_Dataset entries:_
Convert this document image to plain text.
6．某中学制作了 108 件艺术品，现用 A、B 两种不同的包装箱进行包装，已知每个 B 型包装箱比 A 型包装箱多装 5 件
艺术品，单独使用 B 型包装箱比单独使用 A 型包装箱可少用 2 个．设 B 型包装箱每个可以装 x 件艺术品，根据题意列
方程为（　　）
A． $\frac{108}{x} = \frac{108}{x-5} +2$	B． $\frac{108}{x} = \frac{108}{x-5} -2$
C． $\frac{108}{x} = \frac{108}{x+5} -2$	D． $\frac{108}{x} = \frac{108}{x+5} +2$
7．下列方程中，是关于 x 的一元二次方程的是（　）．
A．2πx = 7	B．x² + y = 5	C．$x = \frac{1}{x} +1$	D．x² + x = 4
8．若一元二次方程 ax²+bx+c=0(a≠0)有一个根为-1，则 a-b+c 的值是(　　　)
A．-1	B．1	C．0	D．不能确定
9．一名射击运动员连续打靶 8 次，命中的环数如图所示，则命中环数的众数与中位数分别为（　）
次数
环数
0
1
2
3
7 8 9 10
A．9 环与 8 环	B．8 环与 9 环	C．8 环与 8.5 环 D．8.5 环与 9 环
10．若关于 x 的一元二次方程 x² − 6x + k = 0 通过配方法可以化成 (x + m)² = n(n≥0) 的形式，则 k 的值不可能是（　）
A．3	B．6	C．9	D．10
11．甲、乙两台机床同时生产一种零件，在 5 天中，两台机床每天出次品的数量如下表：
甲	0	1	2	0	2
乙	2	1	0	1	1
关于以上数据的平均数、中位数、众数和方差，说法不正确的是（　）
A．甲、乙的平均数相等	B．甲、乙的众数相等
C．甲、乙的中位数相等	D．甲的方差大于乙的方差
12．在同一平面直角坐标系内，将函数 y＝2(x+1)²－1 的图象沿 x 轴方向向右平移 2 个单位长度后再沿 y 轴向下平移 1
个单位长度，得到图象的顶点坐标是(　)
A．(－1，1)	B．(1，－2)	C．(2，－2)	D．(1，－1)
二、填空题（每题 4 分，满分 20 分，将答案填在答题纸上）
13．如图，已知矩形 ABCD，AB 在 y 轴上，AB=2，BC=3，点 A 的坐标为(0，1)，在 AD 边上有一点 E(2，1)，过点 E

_WORK TO BE COMPLETED:_ Go through the data and return every record exactly.

_SOLUTION TO THIS PROBLEM:_
Convert this document image to plain text.
6．某中学制作了 108 件艺术品，现用 A、B 两种不同的包装箱进行包装，已知每个 B 型包装箱比 A 型包装箱多装 5 件
艺术品，单独使用 B 型包装箱比单独使用 A 型包装箱可少用 2 个．设 B 型包装箱每个可以装 x 件艺术品，根据题意列
方程为（　　）
A． $\frac{108}{x} = \frac{108}{x-5} +2$	B． $\frac{108}{x} = \frac{108}{x-5} -2$
C． $\frac{108}{x} = \frac{108}{x+5} -2$	D． $\frac{108}{x} = \frac{108}{x+5} +2$
7．下列方程中，是关于 x 的一元二次方程的是（　）．
A．2πx = 7	B．x² + y = 5	C．$x = \frac{1}{x} +1$	D．x² + x = 4
8．若一元二次方程 ax²+bx+c=0(a≠0)有一个根为-1，则 a-b+c 的值是(　　　)
A．-1	B．1	C．0	D．不能确定
9．一名射击运动员连续打靶 8 次，命中的环数如图所示，则命中环数的众数与中位数分别为（　）
次数
环数
0
1
2
3
7 8 9 10
A．9 环与 8 环	B．8 环与 9 环	C．8 环与 8.5 环 D．8.5 环与 9 环
10．若关于 x 的一元二次方程 x² − 6x + k = 0 通过配方法可以化成 (x + m)² = n(n≥0) 的形式，则 k 的值不可能是（　）
A．3	B．6	C．9	D．10
11．甲、乙两台机床同时生产一种零件，在 5 天中，两台机床每天出次品的数量如下表：
甲	0	1	2	0	2
乙	2	1	0	1	1
关于以上数据的平均数、中位数、众数和方差，说法不正确的是（　）
A．甲、乙的平均数相等	B．甲、乙的众数相等
C．甲、乙的中位数相等	D．甲的方差大于乙的方差
12．在同一平面直角坐标系内，将函数 y＝2(x+1)²－1 的图象沿 x 轴方向向右平移 2 个单位长度后再沿 y 轴向下平移 1
个单位长度，得到图象的顶点坐标是(　)
A．(－1，1)	B．(1，－2)	C．(2，－2)	D．(1，－1)
二、填空题（每题 4 分，满分 20 分，将答案填在答题纸上）
13．如图，已知矩形 ABCD，AB 在 y 轴上，AB=2，BC=3，点 A 的坐标为(0，1)，在 AD 边上有一点 E(2，1)，过点 E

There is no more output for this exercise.